**Directions:**
Write the data out again exactly, dropping any images it holds.

(Saved entries)
%%

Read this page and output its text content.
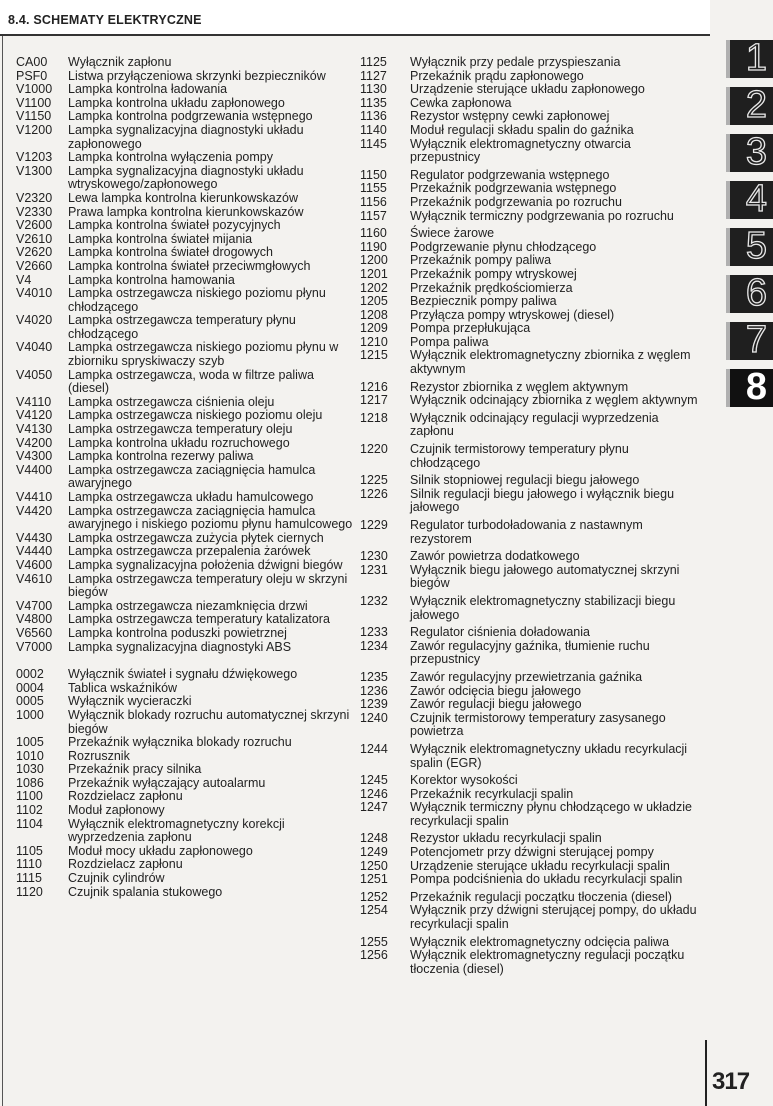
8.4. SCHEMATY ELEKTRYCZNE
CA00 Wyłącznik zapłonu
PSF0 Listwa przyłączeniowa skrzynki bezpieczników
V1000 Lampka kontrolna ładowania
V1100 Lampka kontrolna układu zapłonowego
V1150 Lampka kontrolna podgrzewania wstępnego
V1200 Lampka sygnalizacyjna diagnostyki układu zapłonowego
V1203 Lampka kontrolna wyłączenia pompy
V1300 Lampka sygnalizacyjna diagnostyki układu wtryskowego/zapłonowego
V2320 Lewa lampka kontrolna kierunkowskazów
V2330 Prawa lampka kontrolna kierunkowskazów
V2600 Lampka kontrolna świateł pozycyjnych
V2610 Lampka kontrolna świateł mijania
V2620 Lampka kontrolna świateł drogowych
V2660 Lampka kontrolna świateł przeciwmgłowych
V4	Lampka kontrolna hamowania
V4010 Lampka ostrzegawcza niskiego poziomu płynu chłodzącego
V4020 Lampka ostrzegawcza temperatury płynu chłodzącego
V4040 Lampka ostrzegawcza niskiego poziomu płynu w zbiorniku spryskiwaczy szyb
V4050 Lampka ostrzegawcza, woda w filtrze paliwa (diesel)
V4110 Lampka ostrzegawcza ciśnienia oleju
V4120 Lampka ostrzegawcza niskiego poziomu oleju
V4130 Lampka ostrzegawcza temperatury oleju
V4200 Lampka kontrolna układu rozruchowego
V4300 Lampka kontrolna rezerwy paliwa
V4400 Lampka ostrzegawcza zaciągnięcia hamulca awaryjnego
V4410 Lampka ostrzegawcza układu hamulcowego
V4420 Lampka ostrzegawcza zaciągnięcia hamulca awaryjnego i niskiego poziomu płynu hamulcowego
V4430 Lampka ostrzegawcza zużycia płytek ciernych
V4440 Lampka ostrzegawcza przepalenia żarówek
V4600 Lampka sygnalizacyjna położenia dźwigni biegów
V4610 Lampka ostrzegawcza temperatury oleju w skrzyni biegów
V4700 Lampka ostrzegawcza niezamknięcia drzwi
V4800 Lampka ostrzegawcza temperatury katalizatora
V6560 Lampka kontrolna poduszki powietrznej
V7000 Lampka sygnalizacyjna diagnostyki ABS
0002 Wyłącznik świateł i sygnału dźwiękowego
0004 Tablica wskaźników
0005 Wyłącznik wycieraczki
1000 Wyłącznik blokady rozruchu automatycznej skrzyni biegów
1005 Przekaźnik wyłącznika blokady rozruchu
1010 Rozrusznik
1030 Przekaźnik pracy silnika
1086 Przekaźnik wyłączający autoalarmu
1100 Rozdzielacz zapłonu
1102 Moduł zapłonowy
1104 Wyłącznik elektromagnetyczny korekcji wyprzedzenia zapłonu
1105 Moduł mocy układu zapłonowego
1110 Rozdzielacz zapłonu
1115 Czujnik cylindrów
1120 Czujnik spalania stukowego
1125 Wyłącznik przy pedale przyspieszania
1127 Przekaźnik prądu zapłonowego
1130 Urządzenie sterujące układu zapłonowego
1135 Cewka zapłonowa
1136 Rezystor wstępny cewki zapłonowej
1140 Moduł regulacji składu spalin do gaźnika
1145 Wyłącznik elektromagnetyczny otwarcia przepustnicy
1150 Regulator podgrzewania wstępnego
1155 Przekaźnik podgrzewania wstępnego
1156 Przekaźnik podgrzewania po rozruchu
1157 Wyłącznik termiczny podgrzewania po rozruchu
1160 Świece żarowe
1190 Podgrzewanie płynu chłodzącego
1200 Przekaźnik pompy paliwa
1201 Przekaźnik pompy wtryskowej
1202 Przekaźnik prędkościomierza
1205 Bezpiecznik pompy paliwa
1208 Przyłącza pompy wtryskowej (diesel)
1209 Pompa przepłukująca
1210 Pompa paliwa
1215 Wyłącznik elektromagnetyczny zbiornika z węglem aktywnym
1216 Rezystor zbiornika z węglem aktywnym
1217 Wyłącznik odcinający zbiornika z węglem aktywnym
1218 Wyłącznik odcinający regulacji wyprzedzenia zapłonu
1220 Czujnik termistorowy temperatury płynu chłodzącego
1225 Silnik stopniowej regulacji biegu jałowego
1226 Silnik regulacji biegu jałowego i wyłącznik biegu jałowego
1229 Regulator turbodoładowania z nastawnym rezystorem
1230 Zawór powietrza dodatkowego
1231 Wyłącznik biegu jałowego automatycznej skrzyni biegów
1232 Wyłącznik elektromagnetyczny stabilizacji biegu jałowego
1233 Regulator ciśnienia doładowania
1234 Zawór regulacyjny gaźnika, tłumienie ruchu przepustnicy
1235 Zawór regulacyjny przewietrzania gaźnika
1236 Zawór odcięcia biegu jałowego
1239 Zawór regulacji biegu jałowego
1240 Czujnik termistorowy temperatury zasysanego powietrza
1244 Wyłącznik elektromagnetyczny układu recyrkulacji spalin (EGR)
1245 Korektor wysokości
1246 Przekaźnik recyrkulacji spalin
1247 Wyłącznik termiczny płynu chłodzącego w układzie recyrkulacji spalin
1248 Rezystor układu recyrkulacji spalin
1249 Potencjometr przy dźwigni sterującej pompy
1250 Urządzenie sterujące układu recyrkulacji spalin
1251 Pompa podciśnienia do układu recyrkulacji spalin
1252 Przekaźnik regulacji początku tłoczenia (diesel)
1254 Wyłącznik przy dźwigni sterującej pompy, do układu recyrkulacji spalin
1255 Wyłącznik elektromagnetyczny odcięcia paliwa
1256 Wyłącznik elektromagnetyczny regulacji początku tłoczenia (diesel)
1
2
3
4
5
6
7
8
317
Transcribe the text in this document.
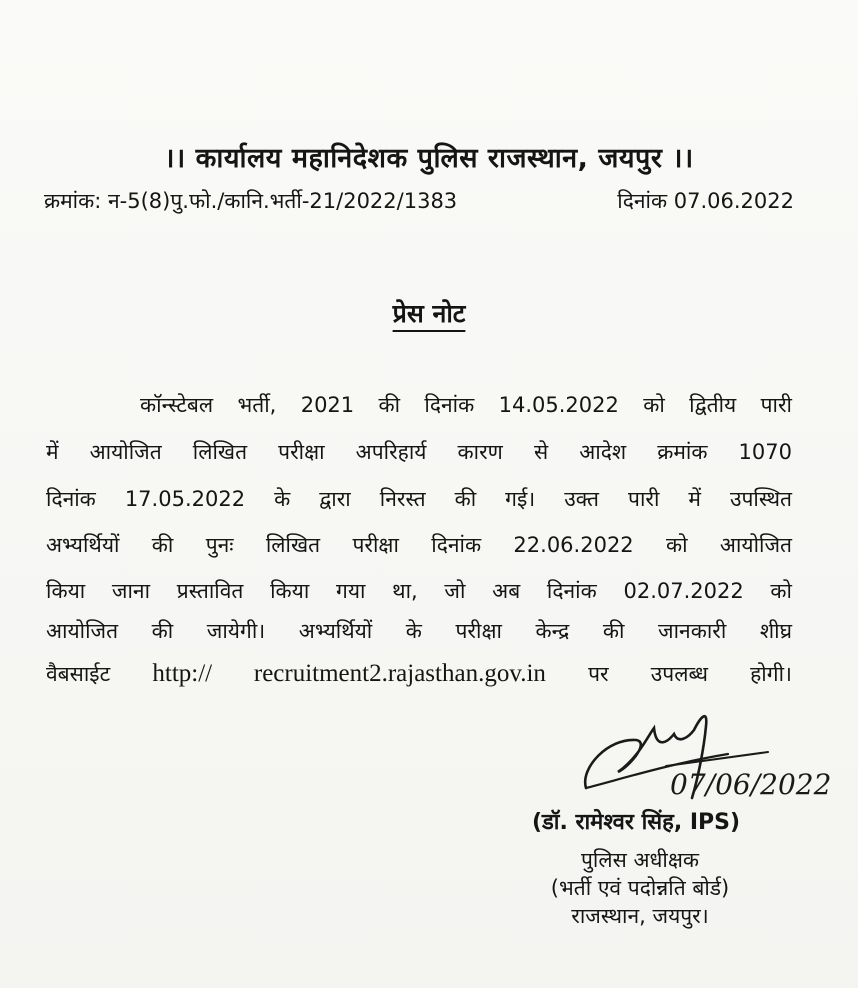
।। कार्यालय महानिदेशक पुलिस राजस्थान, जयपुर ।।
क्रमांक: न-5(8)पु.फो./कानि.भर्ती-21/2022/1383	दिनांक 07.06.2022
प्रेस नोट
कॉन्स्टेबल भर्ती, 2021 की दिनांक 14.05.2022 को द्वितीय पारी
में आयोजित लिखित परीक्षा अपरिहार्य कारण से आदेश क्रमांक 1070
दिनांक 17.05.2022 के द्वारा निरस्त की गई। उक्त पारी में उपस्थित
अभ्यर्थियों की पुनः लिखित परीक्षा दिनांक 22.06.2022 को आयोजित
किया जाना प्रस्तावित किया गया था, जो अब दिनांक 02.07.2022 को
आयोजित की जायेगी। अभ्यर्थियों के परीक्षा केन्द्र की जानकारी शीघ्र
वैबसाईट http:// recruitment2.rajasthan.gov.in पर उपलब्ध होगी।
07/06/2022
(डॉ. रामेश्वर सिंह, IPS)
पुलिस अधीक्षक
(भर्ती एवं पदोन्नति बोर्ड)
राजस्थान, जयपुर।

%%

**Worked solution:**
Read this page and output its text content.
8.4. SCHEMATY ELEKTRYCZNE
CA00 Wyłącznik zapłonu
PSF0 Listwa przyłączeniowa skrzynki bezpieczników
V1000 Lampka kontrolna ładowania
V1100 Lampka kontrolna układu zapłonowego
V1150 Lampka kontrolna podgrzewania wstępnego
V1200 Lampka sygnalizacyjna diagnostyki układu zapłonowego
V1203 Lampka kontrolna wyłączenia pompy
V1300 Lampka sygnalizacyjna diagnostyki układu wtryskowego/zapłonowego
V2320 Lewa lampka kontrolna kierunkowskazów
V2330 Prawa lampka kontrolna kierunkowskazów
V2600 Lampka kontrolna świateł pozycyjnych
V2610 Lampka kontrolna świateł mijania
V2620 Lampka kontrolna świateł drogowych
V2660 Lampka kontrolna świateł przeciwmgłowych
V4	Lampka kontrolna hamowania
V4010 Lampka ostrzegawcza niskiego poziomu płynu chłodzącego
V4020 Lampka ostrzegawcza temperatury płynu chłodzącego
V4040 Lampka ostrzegawcza niskiego poziomu płynu w zbiorniku spryskiwaczy szyb
V4050 Lampka ostrzegawcza, woda w filtrze paliwa (diesel)
V4110 Lampka ostrzegawcza ciśnienia oleju
V4120 Lampka ostrzegawcza niskiego poziomu oleju
V4130 Lampka ostrzegawcza temperatury oleju
V4200 Lampka kontrolna układu rozruchowego
V4300 Lampka kontrolna rezerwy paliwa
V4400 Lampka ostrzegawcza zaciągnięcia hamulca awaryjnego
V4410 Lampka ostrzegawcza układu hamulcowego
V4420 Lampka ostrzegawcza zaciągnięcia hamulca awaryjnego i niskiego poziomu płynu hamulcowego
V4430 Lampka ostrzegawcza zużycia płytek ciernych
V4440 Lampka ostrzegawcza przepalenia żarówek
V4600 Lampka sygnalizacyjna położenia dźwigni biegów
V4610 Lampka ostrzegawcza temperatury oleju w skrzyni biegów
V4700 Lampka ostrzegawcza niezamknięcia drzwi
V4800 Lampka ostrzegawcza temperatury katalizatora
V6560 Lampka kontrolna poduszki powietrznej
V7000 Lampka sygnalizacyjna diagnostyki ABS
0002 Wyłącznik świateł i sygnału dźwiękowego
0004 Tablica wskaźników
0005 Wyłącznik wycieraczki
1000 Wyłącznik blokady rozruchu automatycznej skrzyni biegów
1005 Przekaźnik wyłącznika blokady rozruchu
1010 Rozrusznik
1030 Przekaźnik pracy silnika
1086 Przekaźnik wyłączający autoalarmu
1100 Rozdzielacz zapłonu
1102 Moduł zapłonowy
1104 Wyłącznik elektromagnetyczny korekcji wyprzedzenia zapłonu
1105 Moduł mocy układu zapłonowego
1110 Rozdzielacz zapłonu
1115 Czujnik cylindrów
1120 Czujnik spalania stukowego
1125 Wyłącznik przy pedale przyspieszania
1127 Przekaźnik prądu zapłonowego
1130 Urządzenie sterujące układu zapłonowego
1135 Cewka zapłonowa
1136 Rezystor wstępny cewki zapłonowej
1140 Moduł regulacji składu spalin do gaźnika
1145 Wyłącznik elektromagnetyczny otwarcia przepustnicy
1150 Regulator podgrzewania wstępnego
1155 Przekaźnik podgrzewania wstępnego
1156 Przekaźnik podgrzewania po rozruchu
1157 Wyłącznik termiczny podgrzewania po rozruchu
1160 Świece żarowe
1190 Podgrzewanie płynu chłodzącego
1200 Przekaźnik pompy paliwa
1201 Przekaźnik pompy wtryskowej
1202 Przekaźnik prędkościomierza
1205 Bezpiecznik pompy paliwa
1208 Przyłącza pompy wtryskowej (diesel)
1209 Pompa przepłukująca
1210 Pompa paliwa
1215 Wyłącznik elektromagnetyczny zbiornika z węglem aktywnym
1216 Rezystor zbiornika z węglem aktywnym
1217 Wyłącznik odcinający zbiornika z węglem aktywnym
1218 Wyłącznik odcinający regulacji wyprzedzenia zapłonu
1220 Czujnik termistorowy temperatury płynu chłodzącego
1225 Silnik stopniowej regulacji biegu jałowego
1226 Silnik regulacji biegu jałowego i wyłącznik biegu jałowego
1229 Regulator turbodoładowania z nastawnym rezystorem
1230 Zawór powietrza dodatkowego
1231 Wyłącznik biegu jałowego automatycznej skrzyni biegów
1232 Wyłącznik elektromagnetyczny stabilizacji biegu jałowego
1233 Regulator ciśnienia doładowania
1234 Zawór regulacyjny gaźnika, tłumienie ruchu przepustnicy
1235 Zawór regulacyjny przewietrzania gaźnika
1236 Zawór odcięcia biegu jałowego
1239 Zawór regulacji biegu jałowego
1240 Czujnik termistorowy temperatury zasysanego powietrza
1244 Wyłącznik elektromagnetyczny układu recyrkulacji spalin (EGR)
1245 Korektor wysokości
1246 Przekaźnik recyrkulacji spalin
1247 Wyłącznik termiczny płynu chłodzącego w układzie recyrkulacji spalin
1248 Rezystor układu recyrkulacji spalin
1249 Potencjometr przy dźwigni sterującej pompy
1250 Urządzenie sterujące układu recyrkulacji spalin
1251 Pompa podciśnienia do układu recyrkulacji spalin
1252 Przekaźnik regulacji początku tłoczenia (diesel)
1254 Wyłącznik przy dźwigni sterującej pompy, do układu recyrkulacji spalin
1255 Wyłącznik elektromagnetyczny odcięcia paliwa
1256 Wyłącznik elektromagnetyczny regulacji początku tłoczenia (diesel)
1
2
3
4
5
6
7
8
317
Transcribe the text in this document.
।। कार्यालय महानिदेशक पुलिस राजस्थान, जयपुर ।।
क्रमांक: न-5(8)पु.फो./कानि.भर्ती-21/2022/1383	दिनांक 07.06.2022
प्रेस नोट
कॉन्स्टेबल भर्ती, 2021 की दिनांक 14.05.2022 को द्वितीय पारी
में आयोजित लिखित परीक्षा अपरिहार्य कारण से आदेश क्रमांक 1070
दिनांक 17.05.2022 के द्वारा निरस्त की गई। उक्त पारी में उपस्थित
अभ्यर्थियों की पुनः लिखित परीक्षा दिनांक 22.06.2022 को आयोजित
किया जाना प्रस्तावित किया गया था, जो अब दिनांक 02.07.2022 को
आयोजित की जायेगी। अभ्यर्थियों के परीक्षा केन्द्र की जानकारी शीघ्र
वैबसाईट http:// recruitment2.rajasthan.gov.in पर उपलब्ध होगी।
07/06/2022
(डॉ. रामेश्वर सिंह, IPS)
पुलिस अधीक्षक
(भर्ती एवं पदोन्नति बोर्ड)
राजस्थान, जयपुर।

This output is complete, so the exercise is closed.